**What the task asks:** All of the records below must be output exactly, with no pictures carried over.
#####
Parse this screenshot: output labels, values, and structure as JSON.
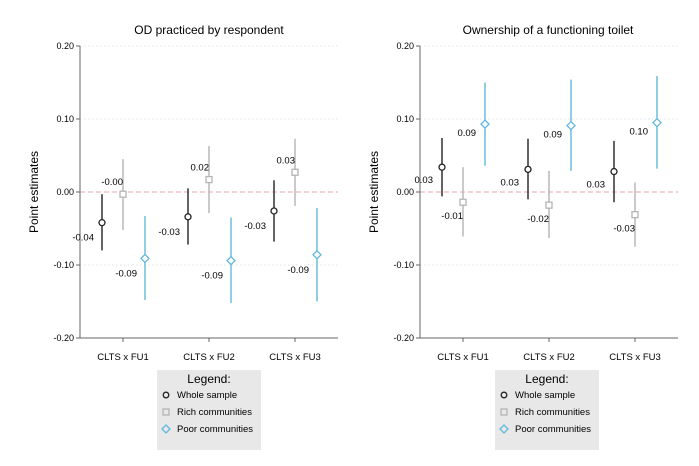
{
  "colors": {
    "whole": "#222222",
    "rich": "#b4b4b4",
    "poor": "#62b8dc",
    "zero_line": "#e8a3a8",
    "grid": "#dfe5ea",
    "axis": "#666666",
    "legend_bg": "#e8e8e8"
  },
  "legend": {
    "title": "Legend:",
    "items": [
      {
        "label": "Whole sample",
        "marker": "circle",
        "series": "whole"
      },
      {
        "label": "Rich communities",
        "marker": "square",
        "series": "rich"
      },
      {
        "label": "Poor communities",
        "marker": "diamond",
        "series": "poor"
      }
    ]
  },
  "chart_data": [
    {
      "type": "scatter",
      "subtype": "coefficient-plot",
      "title": "OD practiced by respondent",
      "ylabel": "Point estimates",
      "xlabel": "",
      "ylim": [
        -0.2,
        0.2
      ],
      "yticks": [
        -0.2,
        -0.1,
        0.0,
        0.1,
        0.2
      ],
      "ytick_labels": [
        "-0.20",
        "-0.10",
        "0.00",
        "0.10",
        "0.20"
      ],
      "categories": [
        "CLTS x FU1",
        "CLTS x FU2",
        "CLTS x FU3"
      ],
      "reference_line": 0,
      "series": [
        {
          "key": "whole",
          "name": "Whole sample",
          "marker": "circle",
          "values": [
            -0.042,
            -0.034,
            -0.026
          ],
          "ci_low": [
            -0.08,
            -0.072,
            -0.068
          ],
          "ci_high": [
            -0.003,
            0.005,
            0.016
          ],
          "labels": [
            "-0.04",
            "-0.03",
            "-0.03"
          ]
        },
        {
          "key": "rich",
          "name": "Rich communities",
          "marker": "square",
          "values": [
            -0.003,
            0.017,
            0.027
          ],
          "ci_low": [
            -0.052,
            -0.029,
            -0.019
          ],
          "ci_high": [
            0.045,
            0.063,
            0.073
          ],
          "labels": [
            "-0.00",
            "0.02",
            "0.03"
          ]
        },
        {
          "key": "poor",
          "name": "Poor communities",
          "marker": "diamond",
          "values": [
            -0.091,
            -0.094,
            -0.086
          ],
          "ci_low": [
            -0.148,
            -0.152,
            -0.15
          ],
          "ci_high": [
            -0.033,
            -0.035,
            -0.022
          ],
          "labels": [
            "-0.09",
            "-0.09",
            "-0.09"
          ]
        }
      ]
    },
    {
      "type": "scatter",
      "subtype": "coefficient-plot",
      "title": "Ownership of a functioning toilet",
      "ylabel": "Point estimates",
      "xlabel": "",
      "ylim": [
        -0.2,
        0.2
      ],
      "yticks": [
        -0.2,
        -0.1,
        0.0,
        0.1,
        0.2
      ],
      "ytick_labels": [
        "-0.20",
        "-0.10",
        "0.00",
        "0.10",
        "0.20"
      ],
      "categories": [
        "CLTS x FU1",
        "CLTS x FU2",
        "CLTS x FU3"
      ],
      "reference_line": 0,
      "series": [
        {
          "key": "whole",
          "name": "Whole sample",
          "marker": "circle",
          "values": [
            0.034,
            0.031,
            0.028
          ],
          "ci_low": [
            -0.006,
            -0.01,
            -0.014
          ],
          "ci_high": [
            0.074,
            0.073,
            0.07
          ],
          "labels": [
            "0.03",
            "0.03",
            "0.03"
          ]
        },
        {
          "key": "rich",
          "name": "Rich communities",
          "marker": "square",
          "values": [
            -0.014,
            -0.018,
            -0.031
          ],
          "ci_low": [
            -0.061,
            -0.063,
            -0.075
          ],
          "ci_high": [
            0.034,
            0.029,
            0.013
          ],
          "labels": [
            "-0.01",
            "-0.02",
            "-0.03"
          ]
        },
        {
          "key": "poor",
          "name": "Poor communities",
          "marker": "diamond",
          "values": [
            0.093,
            0.091,
            0.095
          ],
          "ci_low": [
            0.036,
            0.029,
            0.032
          ],
          "ci_high": [
            0.15,
            0.154,
            0.159
          ],
          "labels": [
            "0.09",
            "0.09",
            "0.10"
          ]
        }
      ]
    }
  ]
}
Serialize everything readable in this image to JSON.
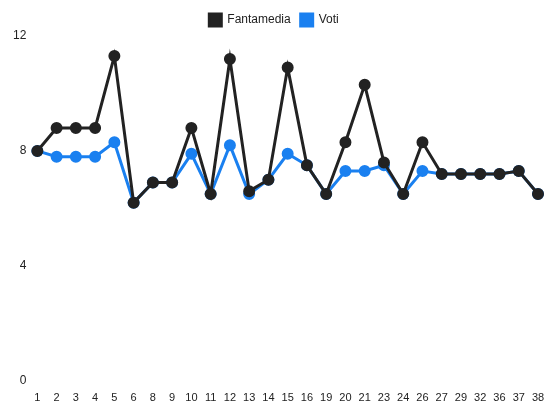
#####
**Result of the exercise:**
Parse this screenshot: output labels, values, and structure as JSON.
{
  "colors": {
    "whole": "#222222",
    "rich": "#b4b4b4",
    "poor": "#62b8dc",
    "zero_line": "#e8a3a8",
    "grid": "#dfe5ea",
    "axis": "#666666",
    "legend_bg": "#e8e8e8"
  },
  "legend": {
    "title": "Legend:",
    "items": [
      {
        "label": "Whole sample",
        "marker": "circle",
        "series": "whole"
      },
      {
        "label": "Rich communities",
        "marker": "square",
        "series": "rich"
      },
      {
        "label": "Poor communities",
        "marker": "diamond",
        "series": "poor"
      }
    ]
  },
  "chart_data": [
    {
      "type": "scatter",
      "subtype": "coefficient-plot",
      "title": "OD practiced by respondent",
      "ylabel": "Point estimates",
      "xlabel": "",
      "ylim": [
        -0.2,
        0.2
      ],
      "yticks": [
        -0.2,
        -0.1,
        0.0,
        0.1,
        0.2
      ],
      "ytick_labels": [
        "-0.20",
        "-0.10",
        "0.00",
        "0.10",
        "0.20"
      ],
      "categories": [
        "CLTS x FU1",
        "CLTS x FU2",
        "CLTS x FU3"
      ],
      "reference_line": 0,
      "series": [
        {
          "key": "whole",
          "name": "Whole sample",
          "marker": "circle",
          "values": [
            -0.042,
            -0.034,
            -0.026
          ],
          "ci_low": [
            -0.08,
            -0.072,
            -0.068
          ],
          "ci_high": [
            -0.003,
            0.005,
            0.016
          ],
          "labels": [
            "-0.04",
            "-0.03",
            "-0.03"
          ]
        },
        {
          "key": "rich",
          "name": "Rich communities",
          "marker": "square",
          "values": [
            -0.003,
            0.017,
            0.027
          ],
          "ci_low": [
            -0.052,
            -0.029,
            -0.019
          ],
          "ci_high": [
            0.045,
            0.063,
            0.073
          ],
          "labels": [
            "-0.00",
            "0.02",
            "0.03"
          ]
        },
        {
          "key": "poor",
          "name": "Poor communities",
          "marker": "diamond",
          "values": [
            -0.091,
            -0.094,
            -0.086
          ],
          "ci_low": [
            -0.148,
            -0.152,
            -0.15
          ],
          "ci_high": [
            -0.033,
            -0.035,
            -0.022
          ],
          "labels": [
            "-0.09",
            "-0.09",
            "-0.09"
          ]
        }
      ]
    },
    {
      "type": "scatter",
      "subtype": "coefficient-plot",
      "title": "Ownership of a functioning toilet",
      "ylabel": "Point estimates",
      "xlabel": "",
      "ylim": [
        -0.2,
        0.2
      ],
      "yticks": [
        -0.2,
        -0.1,
        0.0,
        0.1,
        0.2
      ],
      "ytick_labels": [
        "-0.20",
        "-0.10",
        "0.00",
        "0.10",
        "0.20"
      ],
      "categories": [
        "CLTS x FU1",
        "CLTS x FU2",
        "CLTS x FU3"
      ],
      "reference_line": 0,
      "series": [
        {
          "key": "whole",
          "name": "Whole sample",
          "marker": "circle",
          "values": [
            0.034,
            0.031,
            0.028
          ],
          "ci_low": [
            -0.006,
            -0.01,
            -0.014
          ],
          "ci_high": [
            0.074,
            0.073,
            0.07
          ],
          "labels": [
            "0.03",
            "0.03",
            "0.03"
          ]
        },
        {
          "key": "rich",
          "name": "Rich communities",
          "marker": "square",
          "values": [
            -0.014,
            -0.018,
            -0.031
          ],
          "ci_low": [
            -0.061,
            -0.063,
            -0.075
          ],
          "ci_high": [
            0.034,
            0.029,
            0.013
          ],
          "labels": [
            "-0.01",
            "-0.02",
            "-0.03"
          ]
        },
        {
          "key": "poor",
          "name": "Poor communities",
          "marker": "diamond",
          "values": [
            0.093,
            0.091,
            0.095
          ],
          "ci_low": [
            0.036,
            0.029,
            0.032
          ],
          "ci_high": [
            0.15,
            0.154,
            0.159
          ],
          "labels": [
            "0.09",
            "0.09",
            "0.10"
          ]
        }
      ]
    }
  ]
}
Serialize everything readable in this image to JSON.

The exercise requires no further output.